Dataset rows —
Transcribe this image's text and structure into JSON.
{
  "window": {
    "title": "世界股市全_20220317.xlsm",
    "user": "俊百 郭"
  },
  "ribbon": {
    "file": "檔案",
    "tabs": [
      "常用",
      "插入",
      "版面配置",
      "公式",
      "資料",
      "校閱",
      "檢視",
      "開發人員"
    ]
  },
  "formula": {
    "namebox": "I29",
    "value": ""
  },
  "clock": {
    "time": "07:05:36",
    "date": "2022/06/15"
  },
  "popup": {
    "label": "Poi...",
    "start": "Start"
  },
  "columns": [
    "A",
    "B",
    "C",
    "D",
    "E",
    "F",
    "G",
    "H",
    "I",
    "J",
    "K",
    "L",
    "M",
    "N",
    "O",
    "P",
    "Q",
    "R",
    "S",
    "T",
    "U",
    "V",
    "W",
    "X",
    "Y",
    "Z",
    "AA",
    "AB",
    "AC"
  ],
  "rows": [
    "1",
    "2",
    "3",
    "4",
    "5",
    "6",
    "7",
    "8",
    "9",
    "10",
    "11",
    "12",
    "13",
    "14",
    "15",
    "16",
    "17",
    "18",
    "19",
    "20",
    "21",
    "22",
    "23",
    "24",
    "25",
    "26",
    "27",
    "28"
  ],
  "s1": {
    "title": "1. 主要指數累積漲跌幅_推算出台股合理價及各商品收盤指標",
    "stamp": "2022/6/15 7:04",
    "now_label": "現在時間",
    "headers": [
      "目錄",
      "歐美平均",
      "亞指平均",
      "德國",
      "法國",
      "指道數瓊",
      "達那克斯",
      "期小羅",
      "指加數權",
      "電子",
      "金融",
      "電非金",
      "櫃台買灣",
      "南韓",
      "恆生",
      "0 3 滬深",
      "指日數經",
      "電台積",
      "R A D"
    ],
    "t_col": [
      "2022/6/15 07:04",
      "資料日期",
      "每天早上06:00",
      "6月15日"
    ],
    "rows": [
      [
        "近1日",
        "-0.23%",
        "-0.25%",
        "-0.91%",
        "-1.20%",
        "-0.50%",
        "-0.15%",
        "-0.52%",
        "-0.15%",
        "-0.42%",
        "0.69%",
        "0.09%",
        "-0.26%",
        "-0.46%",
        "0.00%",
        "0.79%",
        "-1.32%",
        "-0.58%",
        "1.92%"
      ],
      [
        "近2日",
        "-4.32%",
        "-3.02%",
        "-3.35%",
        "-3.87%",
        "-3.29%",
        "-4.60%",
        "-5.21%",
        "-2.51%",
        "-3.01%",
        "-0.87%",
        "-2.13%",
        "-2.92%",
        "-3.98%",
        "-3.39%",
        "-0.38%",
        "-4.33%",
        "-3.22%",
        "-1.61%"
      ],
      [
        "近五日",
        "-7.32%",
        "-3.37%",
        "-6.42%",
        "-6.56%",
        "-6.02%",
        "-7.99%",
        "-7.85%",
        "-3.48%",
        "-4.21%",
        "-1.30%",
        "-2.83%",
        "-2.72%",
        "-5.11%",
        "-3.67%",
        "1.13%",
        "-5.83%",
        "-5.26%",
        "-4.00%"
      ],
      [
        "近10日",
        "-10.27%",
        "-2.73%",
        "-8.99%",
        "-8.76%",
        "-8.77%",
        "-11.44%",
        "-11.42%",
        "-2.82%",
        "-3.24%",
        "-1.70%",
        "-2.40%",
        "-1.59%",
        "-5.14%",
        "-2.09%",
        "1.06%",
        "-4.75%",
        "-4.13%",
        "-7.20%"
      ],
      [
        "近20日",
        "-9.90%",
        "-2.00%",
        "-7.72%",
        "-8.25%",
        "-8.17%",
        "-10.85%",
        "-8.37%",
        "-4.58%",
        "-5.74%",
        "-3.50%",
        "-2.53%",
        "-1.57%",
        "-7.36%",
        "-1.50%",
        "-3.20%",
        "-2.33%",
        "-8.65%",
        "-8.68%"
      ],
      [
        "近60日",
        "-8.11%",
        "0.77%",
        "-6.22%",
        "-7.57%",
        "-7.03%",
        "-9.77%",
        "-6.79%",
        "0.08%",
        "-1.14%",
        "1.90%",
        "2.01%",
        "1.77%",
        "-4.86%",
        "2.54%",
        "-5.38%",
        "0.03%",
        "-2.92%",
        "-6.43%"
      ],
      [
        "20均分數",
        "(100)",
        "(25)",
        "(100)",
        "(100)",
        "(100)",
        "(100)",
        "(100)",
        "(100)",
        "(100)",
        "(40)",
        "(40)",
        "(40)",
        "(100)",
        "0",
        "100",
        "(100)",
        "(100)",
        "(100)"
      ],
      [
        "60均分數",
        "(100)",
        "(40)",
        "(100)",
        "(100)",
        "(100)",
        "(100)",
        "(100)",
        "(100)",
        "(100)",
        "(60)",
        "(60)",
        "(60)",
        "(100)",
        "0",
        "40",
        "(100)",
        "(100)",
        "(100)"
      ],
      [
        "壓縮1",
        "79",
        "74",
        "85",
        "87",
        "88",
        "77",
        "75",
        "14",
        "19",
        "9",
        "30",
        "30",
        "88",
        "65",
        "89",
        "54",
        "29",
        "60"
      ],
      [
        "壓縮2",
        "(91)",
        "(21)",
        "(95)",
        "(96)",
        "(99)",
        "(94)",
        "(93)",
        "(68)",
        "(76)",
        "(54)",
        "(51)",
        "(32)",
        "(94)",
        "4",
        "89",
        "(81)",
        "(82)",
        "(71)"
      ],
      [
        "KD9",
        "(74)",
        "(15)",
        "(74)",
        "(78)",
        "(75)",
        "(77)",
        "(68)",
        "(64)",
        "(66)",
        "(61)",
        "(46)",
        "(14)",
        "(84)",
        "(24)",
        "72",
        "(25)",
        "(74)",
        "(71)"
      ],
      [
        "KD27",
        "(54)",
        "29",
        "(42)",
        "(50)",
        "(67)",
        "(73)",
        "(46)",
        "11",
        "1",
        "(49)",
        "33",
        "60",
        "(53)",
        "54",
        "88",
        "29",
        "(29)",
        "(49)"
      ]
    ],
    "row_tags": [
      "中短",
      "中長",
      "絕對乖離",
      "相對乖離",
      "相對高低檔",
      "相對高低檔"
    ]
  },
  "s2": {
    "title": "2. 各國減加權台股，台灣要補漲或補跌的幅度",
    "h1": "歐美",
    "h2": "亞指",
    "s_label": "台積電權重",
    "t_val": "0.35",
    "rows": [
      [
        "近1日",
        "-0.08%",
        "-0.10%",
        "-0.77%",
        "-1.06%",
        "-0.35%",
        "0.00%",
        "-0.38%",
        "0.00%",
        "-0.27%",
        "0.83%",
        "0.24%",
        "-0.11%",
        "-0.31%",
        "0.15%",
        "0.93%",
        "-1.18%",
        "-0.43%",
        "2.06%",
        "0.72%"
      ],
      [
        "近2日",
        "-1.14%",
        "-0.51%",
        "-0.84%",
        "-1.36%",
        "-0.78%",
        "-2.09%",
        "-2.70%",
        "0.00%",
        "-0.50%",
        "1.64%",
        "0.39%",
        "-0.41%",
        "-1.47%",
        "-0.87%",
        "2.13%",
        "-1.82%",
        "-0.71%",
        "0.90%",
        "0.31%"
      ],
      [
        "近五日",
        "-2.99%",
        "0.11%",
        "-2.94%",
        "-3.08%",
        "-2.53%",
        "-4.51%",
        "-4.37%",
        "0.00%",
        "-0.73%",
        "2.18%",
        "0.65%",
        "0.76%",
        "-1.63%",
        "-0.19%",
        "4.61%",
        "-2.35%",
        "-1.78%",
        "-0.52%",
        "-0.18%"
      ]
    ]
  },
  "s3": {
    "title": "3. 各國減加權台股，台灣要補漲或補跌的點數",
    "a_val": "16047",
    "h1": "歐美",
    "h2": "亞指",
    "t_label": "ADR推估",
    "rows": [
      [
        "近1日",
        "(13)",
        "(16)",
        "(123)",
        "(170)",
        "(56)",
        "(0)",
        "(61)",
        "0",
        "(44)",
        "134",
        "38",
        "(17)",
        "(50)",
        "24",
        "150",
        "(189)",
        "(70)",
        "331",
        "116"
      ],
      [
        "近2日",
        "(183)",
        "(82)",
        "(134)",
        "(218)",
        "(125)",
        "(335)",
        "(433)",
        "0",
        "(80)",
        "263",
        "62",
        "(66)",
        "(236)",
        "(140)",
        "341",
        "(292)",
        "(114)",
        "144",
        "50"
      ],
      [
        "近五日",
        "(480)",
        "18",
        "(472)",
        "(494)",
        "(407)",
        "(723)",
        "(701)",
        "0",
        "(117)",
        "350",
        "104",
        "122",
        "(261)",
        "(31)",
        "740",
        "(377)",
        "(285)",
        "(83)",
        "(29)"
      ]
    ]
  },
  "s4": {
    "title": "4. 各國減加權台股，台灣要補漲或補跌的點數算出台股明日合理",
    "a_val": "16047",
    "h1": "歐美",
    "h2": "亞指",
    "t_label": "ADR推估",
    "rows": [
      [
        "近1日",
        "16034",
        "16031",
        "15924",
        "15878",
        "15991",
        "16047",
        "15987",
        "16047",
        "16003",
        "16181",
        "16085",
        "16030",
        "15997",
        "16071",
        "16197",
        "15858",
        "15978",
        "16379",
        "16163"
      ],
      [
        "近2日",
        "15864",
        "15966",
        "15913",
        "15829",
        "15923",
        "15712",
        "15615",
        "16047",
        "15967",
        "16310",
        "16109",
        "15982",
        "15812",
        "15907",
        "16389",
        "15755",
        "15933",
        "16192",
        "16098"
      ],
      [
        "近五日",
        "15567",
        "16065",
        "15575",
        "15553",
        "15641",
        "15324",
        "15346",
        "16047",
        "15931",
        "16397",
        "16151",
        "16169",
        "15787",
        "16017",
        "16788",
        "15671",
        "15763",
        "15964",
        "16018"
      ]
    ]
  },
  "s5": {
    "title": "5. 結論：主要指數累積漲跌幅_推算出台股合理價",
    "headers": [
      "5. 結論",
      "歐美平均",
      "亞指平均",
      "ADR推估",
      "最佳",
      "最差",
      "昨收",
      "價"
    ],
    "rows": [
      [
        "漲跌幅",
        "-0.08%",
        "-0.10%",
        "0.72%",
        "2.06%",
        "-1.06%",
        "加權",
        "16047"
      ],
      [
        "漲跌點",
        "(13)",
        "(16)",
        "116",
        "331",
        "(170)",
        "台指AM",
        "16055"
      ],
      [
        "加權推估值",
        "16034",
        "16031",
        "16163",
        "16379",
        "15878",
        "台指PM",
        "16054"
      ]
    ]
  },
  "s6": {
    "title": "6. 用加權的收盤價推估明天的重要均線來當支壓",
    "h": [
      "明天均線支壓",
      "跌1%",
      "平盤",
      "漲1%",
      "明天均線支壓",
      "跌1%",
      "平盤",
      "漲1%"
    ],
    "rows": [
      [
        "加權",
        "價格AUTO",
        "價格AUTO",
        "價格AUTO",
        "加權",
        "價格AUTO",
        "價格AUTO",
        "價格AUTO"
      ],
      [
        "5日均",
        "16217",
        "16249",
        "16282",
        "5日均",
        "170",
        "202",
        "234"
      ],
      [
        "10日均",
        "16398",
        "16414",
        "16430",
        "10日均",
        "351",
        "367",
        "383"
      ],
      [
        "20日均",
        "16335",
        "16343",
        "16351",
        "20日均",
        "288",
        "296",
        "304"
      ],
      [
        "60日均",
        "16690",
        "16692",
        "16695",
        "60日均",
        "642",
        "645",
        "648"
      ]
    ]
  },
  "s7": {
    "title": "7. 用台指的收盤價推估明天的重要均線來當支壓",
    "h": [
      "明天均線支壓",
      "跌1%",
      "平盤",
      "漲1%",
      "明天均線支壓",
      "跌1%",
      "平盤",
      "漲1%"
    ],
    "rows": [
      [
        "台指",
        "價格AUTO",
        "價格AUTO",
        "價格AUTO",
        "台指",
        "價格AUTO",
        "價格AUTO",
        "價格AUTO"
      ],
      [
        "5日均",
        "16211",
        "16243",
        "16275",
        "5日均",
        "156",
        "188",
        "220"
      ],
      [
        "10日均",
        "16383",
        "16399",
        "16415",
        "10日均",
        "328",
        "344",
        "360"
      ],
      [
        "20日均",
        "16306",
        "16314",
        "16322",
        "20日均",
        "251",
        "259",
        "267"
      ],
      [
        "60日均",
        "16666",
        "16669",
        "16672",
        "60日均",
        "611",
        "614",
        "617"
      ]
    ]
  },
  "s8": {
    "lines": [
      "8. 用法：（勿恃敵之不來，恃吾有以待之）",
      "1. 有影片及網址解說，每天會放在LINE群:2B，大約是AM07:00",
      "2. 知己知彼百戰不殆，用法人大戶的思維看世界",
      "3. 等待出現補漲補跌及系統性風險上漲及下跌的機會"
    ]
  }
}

Exercise —
Only lines holding the string "title" are wanted; gather each one from the entries above.

Result of this exercise —
    "title": "世界股市全_20220317.xlsm",
    "title": "1. 主要指數累積漲跌幅_推算出台股合理價及各商品收盤指標",
    "title": "2. 各國減加權台股，台灣要補漲或補跌的幅度",
    "title": "3. 各國減加權台股，台灣要補漲或補跌的點數",
    "title": "4. 各國減加權台股，台灣要補漲或補跌的點數算出台股明日合理",
    "title": "5. 結論：主要指數累積漲跌幅_推算出台股合理價",
    "title": "6. 用加權的收盤價推估明天的重要均線來當支壓",
    "title": "7. 用台指的收盤價推估明天的重要均線來當支壓",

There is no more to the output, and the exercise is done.